§ **The exercise**
Show each line from the listing that includes the word "由此可见".

[Saved entries]
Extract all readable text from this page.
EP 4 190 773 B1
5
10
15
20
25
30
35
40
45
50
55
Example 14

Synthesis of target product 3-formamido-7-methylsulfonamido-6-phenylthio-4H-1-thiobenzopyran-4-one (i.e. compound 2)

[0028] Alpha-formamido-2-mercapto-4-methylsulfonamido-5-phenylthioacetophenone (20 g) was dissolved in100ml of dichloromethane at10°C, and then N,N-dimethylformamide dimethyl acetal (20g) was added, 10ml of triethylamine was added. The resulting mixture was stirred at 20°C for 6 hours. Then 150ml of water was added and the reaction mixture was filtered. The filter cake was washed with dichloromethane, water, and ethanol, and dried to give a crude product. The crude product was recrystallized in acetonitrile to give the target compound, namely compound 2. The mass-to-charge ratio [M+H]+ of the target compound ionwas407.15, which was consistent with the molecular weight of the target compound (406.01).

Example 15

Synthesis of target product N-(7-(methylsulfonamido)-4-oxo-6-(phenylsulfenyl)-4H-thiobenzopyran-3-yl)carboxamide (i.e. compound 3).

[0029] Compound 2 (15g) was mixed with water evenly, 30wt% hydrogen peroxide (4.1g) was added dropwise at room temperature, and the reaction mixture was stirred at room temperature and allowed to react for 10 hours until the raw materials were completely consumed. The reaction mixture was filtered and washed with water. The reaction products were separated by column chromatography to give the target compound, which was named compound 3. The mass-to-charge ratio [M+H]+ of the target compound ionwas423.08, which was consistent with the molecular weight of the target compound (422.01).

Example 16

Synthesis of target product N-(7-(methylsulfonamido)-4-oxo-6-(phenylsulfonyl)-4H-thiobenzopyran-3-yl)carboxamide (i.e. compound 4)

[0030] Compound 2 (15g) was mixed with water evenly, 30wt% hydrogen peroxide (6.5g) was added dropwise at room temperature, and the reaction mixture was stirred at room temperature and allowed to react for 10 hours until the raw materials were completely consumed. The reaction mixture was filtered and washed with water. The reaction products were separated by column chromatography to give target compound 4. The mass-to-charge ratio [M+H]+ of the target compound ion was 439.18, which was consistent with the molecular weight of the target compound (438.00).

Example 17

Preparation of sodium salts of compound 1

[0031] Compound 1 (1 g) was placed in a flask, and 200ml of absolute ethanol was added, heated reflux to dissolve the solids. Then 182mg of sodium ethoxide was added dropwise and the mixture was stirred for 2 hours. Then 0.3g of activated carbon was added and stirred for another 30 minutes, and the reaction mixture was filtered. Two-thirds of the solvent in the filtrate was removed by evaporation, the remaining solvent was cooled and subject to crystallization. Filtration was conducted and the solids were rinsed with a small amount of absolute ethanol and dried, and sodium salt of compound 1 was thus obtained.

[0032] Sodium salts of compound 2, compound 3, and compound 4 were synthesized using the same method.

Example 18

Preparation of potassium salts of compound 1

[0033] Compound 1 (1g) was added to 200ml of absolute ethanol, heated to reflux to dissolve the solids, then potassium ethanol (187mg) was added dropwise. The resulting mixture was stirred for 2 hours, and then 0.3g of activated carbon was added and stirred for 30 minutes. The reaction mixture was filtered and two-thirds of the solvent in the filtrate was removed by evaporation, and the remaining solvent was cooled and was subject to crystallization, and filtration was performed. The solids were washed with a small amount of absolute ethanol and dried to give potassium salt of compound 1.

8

--

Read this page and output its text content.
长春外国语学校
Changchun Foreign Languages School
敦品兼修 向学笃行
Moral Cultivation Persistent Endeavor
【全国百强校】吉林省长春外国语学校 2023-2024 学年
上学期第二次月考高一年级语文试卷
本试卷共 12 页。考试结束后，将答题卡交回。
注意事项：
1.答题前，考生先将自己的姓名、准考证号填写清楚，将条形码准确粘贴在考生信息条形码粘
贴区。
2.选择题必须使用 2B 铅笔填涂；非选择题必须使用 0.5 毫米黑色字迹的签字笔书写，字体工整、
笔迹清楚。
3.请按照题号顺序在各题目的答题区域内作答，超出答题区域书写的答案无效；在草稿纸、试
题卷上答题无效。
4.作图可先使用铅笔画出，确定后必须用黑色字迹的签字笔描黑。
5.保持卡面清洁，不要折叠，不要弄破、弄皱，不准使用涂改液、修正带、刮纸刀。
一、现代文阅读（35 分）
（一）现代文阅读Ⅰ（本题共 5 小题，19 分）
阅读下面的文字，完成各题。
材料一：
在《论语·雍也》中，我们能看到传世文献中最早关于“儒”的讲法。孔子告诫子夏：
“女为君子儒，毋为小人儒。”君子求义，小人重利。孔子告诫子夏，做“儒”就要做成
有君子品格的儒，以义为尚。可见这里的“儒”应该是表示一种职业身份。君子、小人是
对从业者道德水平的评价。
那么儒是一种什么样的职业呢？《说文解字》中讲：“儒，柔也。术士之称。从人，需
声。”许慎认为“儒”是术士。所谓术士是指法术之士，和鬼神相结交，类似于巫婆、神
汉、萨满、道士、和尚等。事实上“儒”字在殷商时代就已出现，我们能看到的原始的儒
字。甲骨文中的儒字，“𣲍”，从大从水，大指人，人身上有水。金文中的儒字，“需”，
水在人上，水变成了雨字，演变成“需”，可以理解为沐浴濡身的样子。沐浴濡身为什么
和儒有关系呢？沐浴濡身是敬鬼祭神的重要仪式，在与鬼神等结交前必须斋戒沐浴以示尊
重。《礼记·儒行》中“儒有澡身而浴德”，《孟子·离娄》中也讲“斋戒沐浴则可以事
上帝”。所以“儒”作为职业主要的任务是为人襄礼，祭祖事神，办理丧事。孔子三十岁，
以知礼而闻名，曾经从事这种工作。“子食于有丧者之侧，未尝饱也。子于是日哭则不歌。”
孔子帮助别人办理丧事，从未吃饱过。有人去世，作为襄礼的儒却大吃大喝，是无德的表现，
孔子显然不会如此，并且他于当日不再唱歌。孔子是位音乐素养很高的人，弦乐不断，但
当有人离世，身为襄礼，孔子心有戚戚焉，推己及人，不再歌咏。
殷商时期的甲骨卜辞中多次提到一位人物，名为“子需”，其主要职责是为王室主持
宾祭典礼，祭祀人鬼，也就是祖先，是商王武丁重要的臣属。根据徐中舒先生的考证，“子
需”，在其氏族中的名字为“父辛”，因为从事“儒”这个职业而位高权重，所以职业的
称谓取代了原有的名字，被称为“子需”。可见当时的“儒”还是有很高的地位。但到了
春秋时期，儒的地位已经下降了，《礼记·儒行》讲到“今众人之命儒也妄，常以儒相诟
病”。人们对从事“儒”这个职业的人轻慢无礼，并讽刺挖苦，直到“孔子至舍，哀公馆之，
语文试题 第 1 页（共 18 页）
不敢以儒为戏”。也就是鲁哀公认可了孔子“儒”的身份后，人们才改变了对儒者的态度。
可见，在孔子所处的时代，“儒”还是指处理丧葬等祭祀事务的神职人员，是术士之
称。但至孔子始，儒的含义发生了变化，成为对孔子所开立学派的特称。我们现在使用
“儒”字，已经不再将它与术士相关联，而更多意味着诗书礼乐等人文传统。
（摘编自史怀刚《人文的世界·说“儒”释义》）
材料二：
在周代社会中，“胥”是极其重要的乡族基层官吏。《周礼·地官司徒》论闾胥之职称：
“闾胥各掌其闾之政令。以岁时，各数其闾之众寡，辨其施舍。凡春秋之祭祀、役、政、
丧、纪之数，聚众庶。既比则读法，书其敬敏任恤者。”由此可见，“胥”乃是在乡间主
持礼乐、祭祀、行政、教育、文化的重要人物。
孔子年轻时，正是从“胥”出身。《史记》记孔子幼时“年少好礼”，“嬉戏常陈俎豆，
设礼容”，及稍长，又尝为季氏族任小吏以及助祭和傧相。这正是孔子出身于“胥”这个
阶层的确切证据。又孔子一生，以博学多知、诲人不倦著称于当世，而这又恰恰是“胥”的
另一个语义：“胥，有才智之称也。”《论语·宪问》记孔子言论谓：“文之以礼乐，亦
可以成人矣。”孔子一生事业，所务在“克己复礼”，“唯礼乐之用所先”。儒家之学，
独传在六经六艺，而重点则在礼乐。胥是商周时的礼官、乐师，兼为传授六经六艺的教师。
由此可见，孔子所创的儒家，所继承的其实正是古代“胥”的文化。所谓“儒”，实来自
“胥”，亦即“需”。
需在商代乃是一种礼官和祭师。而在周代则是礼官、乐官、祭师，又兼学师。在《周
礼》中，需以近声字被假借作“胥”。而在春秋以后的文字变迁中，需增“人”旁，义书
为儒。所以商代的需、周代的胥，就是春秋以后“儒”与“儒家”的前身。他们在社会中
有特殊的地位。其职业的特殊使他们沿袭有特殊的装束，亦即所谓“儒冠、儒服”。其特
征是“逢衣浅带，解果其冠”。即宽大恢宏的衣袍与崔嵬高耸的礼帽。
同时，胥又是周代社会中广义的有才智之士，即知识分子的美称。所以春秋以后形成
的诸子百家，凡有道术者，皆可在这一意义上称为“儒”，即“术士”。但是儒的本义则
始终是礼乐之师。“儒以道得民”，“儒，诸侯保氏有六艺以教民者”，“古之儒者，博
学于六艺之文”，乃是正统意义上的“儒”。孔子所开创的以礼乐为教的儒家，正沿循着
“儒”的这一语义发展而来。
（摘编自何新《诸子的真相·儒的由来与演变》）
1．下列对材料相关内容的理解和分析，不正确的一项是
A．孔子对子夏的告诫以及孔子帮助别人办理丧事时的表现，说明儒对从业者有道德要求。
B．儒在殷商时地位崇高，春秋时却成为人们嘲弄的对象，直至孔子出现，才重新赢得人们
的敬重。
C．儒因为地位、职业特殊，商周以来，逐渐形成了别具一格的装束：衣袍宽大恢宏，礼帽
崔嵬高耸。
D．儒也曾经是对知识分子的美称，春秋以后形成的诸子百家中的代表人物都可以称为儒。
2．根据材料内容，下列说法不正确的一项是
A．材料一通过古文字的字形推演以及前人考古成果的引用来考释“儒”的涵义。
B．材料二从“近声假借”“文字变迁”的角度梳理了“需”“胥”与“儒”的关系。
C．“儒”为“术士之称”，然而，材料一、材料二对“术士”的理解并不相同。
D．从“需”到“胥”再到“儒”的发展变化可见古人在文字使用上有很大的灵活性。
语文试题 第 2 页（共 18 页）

§ **The answer**
丧、纪之数，聚众庶。既比则读法，书其敬敏任恤者。”由此可见，“胥”乃是在乡间主
由此可见，孔子所创的儒家，所继承的其实正是古代“胥”的文化。所谓“儒”，实来自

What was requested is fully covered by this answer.